» **DATASET ENTRIES**:
------------------------------------

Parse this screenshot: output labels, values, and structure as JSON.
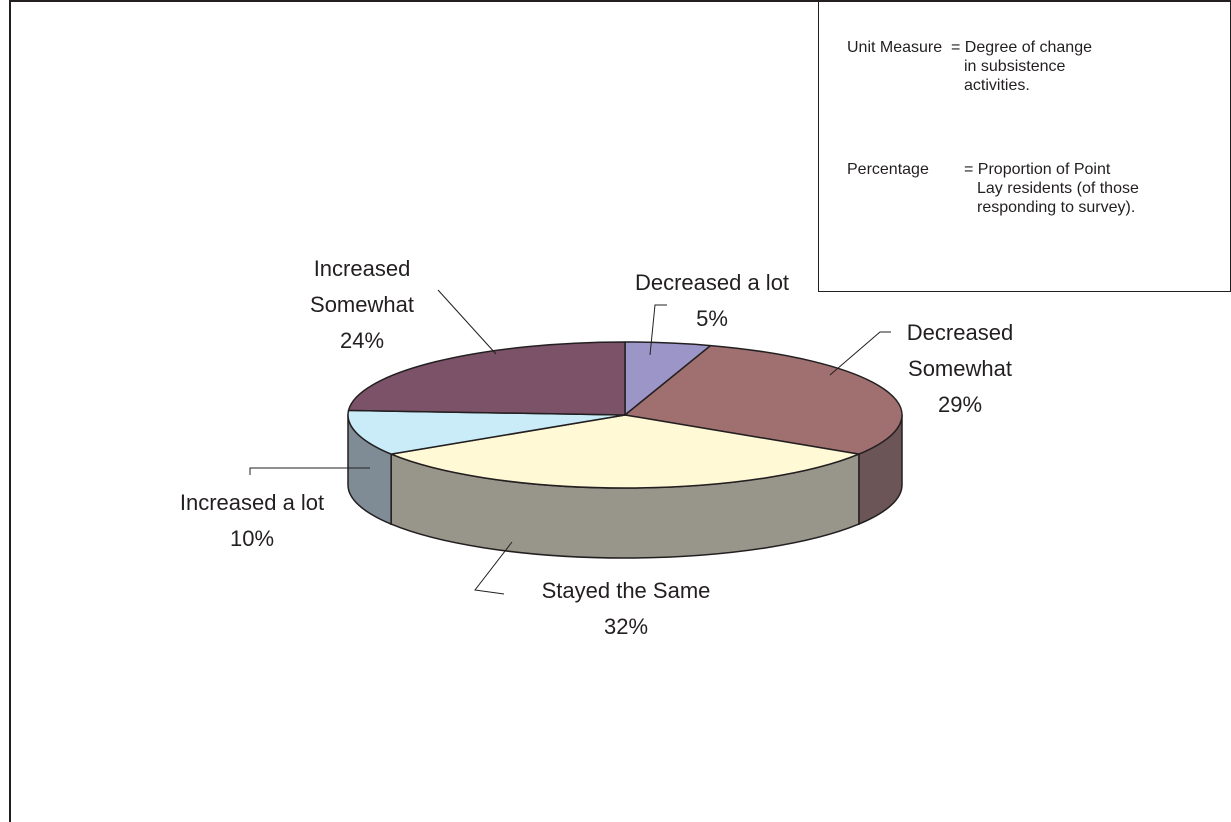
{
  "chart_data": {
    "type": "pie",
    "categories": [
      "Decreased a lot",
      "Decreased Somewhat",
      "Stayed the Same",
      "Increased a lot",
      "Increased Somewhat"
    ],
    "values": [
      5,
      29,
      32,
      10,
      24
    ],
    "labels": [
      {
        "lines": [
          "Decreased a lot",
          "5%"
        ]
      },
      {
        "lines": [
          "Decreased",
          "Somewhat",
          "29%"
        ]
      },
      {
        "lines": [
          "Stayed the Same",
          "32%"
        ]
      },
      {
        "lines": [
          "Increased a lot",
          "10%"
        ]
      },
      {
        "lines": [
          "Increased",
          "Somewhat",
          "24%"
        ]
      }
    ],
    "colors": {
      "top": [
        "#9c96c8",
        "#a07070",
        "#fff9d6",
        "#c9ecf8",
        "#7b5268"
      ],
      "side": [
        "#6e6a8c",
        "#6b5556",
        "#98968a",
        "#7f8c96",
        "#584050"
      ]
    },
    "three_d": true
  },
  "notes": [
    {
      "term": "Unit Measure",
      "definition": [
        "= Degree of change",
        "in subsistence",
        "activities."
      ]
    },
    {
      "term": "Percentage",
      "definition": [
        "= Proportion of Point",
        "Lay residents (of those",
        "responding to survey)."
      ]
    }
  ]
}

------------------------------------

» **PROBLEM TO WORK ON**: Nothing in the entries should change as you copy them, except that the pictures are left out.

» **RESPONSE TO THIS EXERCISE**:
Parse this screenshot: output labels, values, and structure as JSON.
{
  "chart_data": {
    "type": "pie",
    "categories": [
      "Decreased a lot",
      "Decreased Somewhat",
      "Stayed the Same",
      "Increased a lot",
      "Increased Somewhat"
    ],
    "values": [
      5,
      29,
      32,
      10,
      24
    ],
    "labels": [
      {
        "lines": [
          "Decreased a lot",
          "5%"
        ]
      },
      {
        "lines": [
          "Decreased",
          "Somewhat",
          "29%"
        ]
      },
      {
        "lines": [
          "Stayed the Same",
          "32%"
        ]
      },
      {
        "lines": [
          "Increased a lot",
          "10%"
        ]
      },
      {
        "lines": [
          "Increased",
          "Somewhat",
          "24%"
        ]
      }
    ],
    "colors": {
      "top": [
        "#9c96c8",
        "#a07070",
        "#fff9d6",
        "#c9ecf8",
        "#7b5268"
      ],
      "side": [
        "#6e6a8c",
        "#6b5556",
        "#98968a",
        "#7f8c96",
        "#584050"
      ]
    },
    "three_d": true
  },
  "notes": [
    {
      "term": "Unit Measure",
      "definition": [
        "= Degree of change",
        "in subsistence",
        "activities."
      ]
    },
    {
      "term": "Percentage",
      "definition": [
        "= Proportion of Point",
        "Lay residents (of those",
        "responding to survey)."
      ]
    }
  ]
}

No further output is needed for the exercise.